▸ **Problem to work on**:
Write out the whole of the material exactly.
>>
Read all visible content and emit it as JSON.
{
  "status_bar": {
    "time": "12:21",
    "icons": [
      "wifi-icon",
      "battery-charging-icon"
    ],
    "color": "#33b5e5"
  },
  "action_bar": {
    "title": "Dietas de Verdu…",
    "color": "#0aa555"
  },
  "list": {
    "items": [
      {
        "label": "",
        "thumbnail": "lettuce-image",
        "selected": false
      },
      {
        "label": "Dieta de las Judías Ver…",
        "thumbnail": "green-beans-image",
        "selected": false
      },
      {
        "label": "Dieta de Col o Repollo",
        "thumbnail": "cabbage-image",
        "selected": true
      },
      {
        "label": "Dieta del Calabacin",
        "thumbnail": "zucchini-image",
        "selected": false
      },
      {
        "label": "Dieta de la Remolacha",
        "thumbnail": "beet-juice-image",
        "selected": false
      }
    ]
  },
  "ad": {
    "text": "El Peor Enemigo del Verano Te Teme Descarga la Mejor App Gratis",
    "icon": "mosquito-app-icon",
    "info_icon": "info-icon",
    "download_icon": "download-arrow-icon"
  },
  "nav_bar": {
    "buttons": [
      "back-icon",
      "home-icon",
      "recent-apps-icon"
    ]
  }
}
<<
▸ **Exercise solution**:
Read all visible content and emit it as JSON.
{
  "status_bar": {
    "time": "12:21",
    "icons": [
      "wifi-icon",
      "battery-charging-icon"
    ],
    "color": "#33b5e5"
  },
  "action_bar": {
    "title": "Dietas de Verdu…",
    "color": "#0aa555"
  },
  "list": {
    "items": [
      {
        "label": "",
        "thumbnail": "lettuce-image",
        "selected": false
      },
      {
        "label": "Dieta de las Judías Ver…",
        "thumbnail": "green-beans-image",
        "selected": false
      },
      {
        "label": "Dieta de Col o Repollo",
        "thumbnail": "cabbage-image",
        "selected": true
      },
      {
        "label": "Dieta del Calabacin",
        "thumbnail": "zucchini-image",
        "selected": false
      },
      {
        "label": "Dieta de la Remolacha",
        "thumbnail": "beet-juice-image",
        "selected": false
      }
    ]
  },
  "ad": {
    "text": "El Peor Enemigo del Verano Te Teme Descarga la Mejor App Gratis",
    "icon": "mosquito-app-icon",
    "info_icon": "info-icon",
    "download_icon": "download-arrow-icon"
  },
  "nav_bar": {
    "buttons": [
      "back-icon",
      "home-icon",
      "recent-apps-icon"
    ]
  }
}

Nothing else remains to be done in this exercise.